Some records
------------------------

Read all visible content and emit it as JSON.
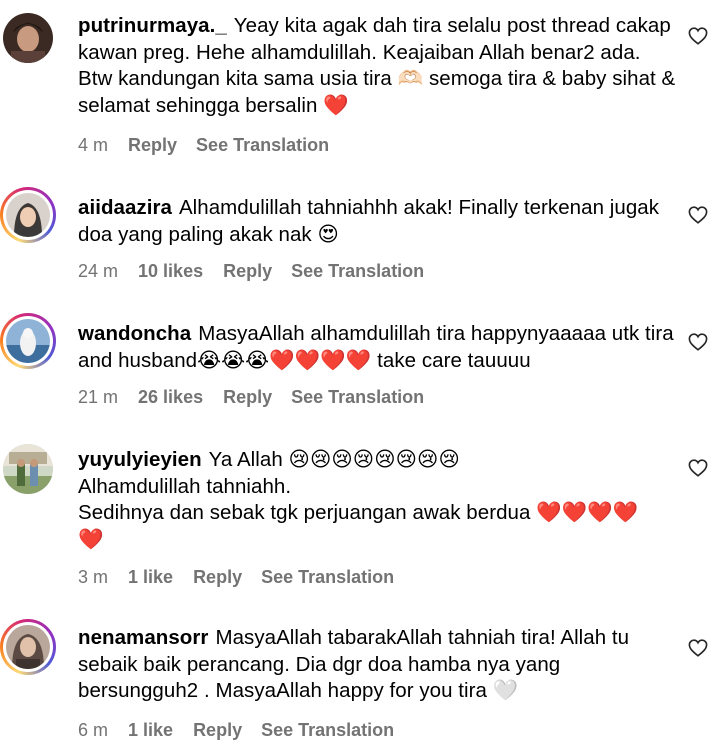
{
  "comments": [
    {
      "username": "putrinurmaya._",
      "text": "Yeay kita agak dah tira selalu post thread cakap kawan preg. Hehe alhamdulillah. Keajaiban Allah benar2 ada. Btw kandungan kita sama usia tira 🫶🏻 semoga tira & baby sihat & selamat sehingga bersalin ❤️",
      "time": "4 m",
      "likes": "",
      "reply_label": "Reply",
      "translate_label": "See Translation",
      "avatar": "avatar-photo"
    },
    {
      "username": "aiidaazira",
      "text": "Alhamdulillah tahniahhh akak! Finally terkenan jugak doa yang paling akak nak 😍",
      "time": "24 m",
      "likes": "10 likes",
      "reply_label": "Reply",
      "translate_label": "See Translation",
      "avatar": "avatar-photo"
    },
    {
      "username": "wandoncha",
      "text": "MasyaAllah alhamdulillah tira happynyaaaaa utk tira and husband😭😭😭❤️❤️❤️❤️ take care tauuuu",
      "time": "21 m",
      "likes": "26 likes",
      "reply_label": "Reply",
      "translate_label": "See Translation",
      "avatar": "avatar-photo"
    },
    {
      "username": "yuyulyieyien",
      "text": "Ya Allah 😢😢😢😢😢😢😢😢",
      "text2": "Alhamdulillah tahniahh.",
      "text3": "Sedihnya dan sebak tgk perjuangan awak berdua ❤️❤️❤️❤️",
      "text4": "❤️",
      "time": "3 m",
      "likes": "1 like",
      "reply_label": "Reply",
      "translate_label": "See Translation",
      "avatar": "avatar-photo"
    },
    {
      "username": "nenamansorr",
      "text": "MasyaAllah tabarakAllah tahniah tira! Allah tu sebaik baik perancang. Dia dgr doa hamba nya yang bersungguh2 . MasyaAllah happy for you tira 🤍",
      "time": "6 m",
      "likes": "1 like",
      "reply_label": "Reply",
      "translate_label": "See Translation",
      "avatar": "avatar-photo"
    }
  ],
  "icons": {
    "like": "heart-outline-icon"
  },
  "colors": {
    "meta_text": "#737373",
    "story_ring_start": "#feda75",
    "story_ring_end": "#962fbf"
  }
}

------------------------

## SET PROBLEM
Copy all of the entries verbatim, leaving out any pictures they contain.

## SOLVED PROBLEM
Read all visible content and emit it as JSON.
{
  "comments": [
    {
      "username": "putrinurmaya._",
      "text": "Yeay kita agak dah tira selalu post thread cakap kawan preg. Hehe alhamdulillah. Keajaiban Allah benar2 ada. Btw kandungan kita sama usia tira 🫶🏻 semoga tira & baby sihat & selamat sehingga bersalin ❤️",
      "time": "4 m",
      "likes": "",
      "reply_label": "Reply",
      "translate_label": "See Translation",
      "avatar": "avatar-photo"
    },
    {
      "username": "aiidaazira",
      "text": "Alhamdulillah tahniahhh akak! Finally terkenan jugak doa yang paling akak nak 😍",
      "time": "24 m",
      "likes": "10 likes",
      "reply_label": "Reply",
      "translate_label": "See Translation",
      "avatar": "avatar-photo"
    },
    {
      "username": "wandoncha",
      "text": "MasyaAllah alhamdulillah tira happynyaaaaa utk tira and husband😭😭😭❤️❤️❤️❤️ take care tauuuu",
      "time": "21 m",
      "likes": "26 likes",
      "reply_label": "Reply",
      "translate_label": "See Translation",
      "avatar": "avatar-photo"
    },
    {
      "username": "yuyulyieyien",
      "text": "Ya Allah 😢😢😢😢😢😢😢😢",
      "text2": "Alhamdulillah tahniahh.",
      "text3": "Sedihnya dan sebak tgk perjuangan awak berdua ❤️❤️❤️❤️",
      "text4": "❤️",
      "time": "3 m",
      "likes": "1 like",
      "reply_label": "Reply",
      "translate_label": "See Translation",
      "avatar": "avatar-photo"
    },
    {
      "username": "nenamansorr",
      "text": "MasyaAllah tabarakAllah tahniah tira! Allah tu sebaik baik perancang. Dia dgr doa hamba nya yang bersungguh2 . MasyaAllah happy for you tira 🤍",
      "time": "6 m",
      "likes": "1 like",
      "reply_label": "Reply",
      "translate_label": "See Translation",
      "avatar": "avatar-photo"
    }
  ],
  "icons": {
    "like": "heart-outline-icon"
  },
  "colors": {
    "meta_text": "#737373",
    "story_ring_start": "#feda75",
    "story_ring_end": "#962fbf"
  }
}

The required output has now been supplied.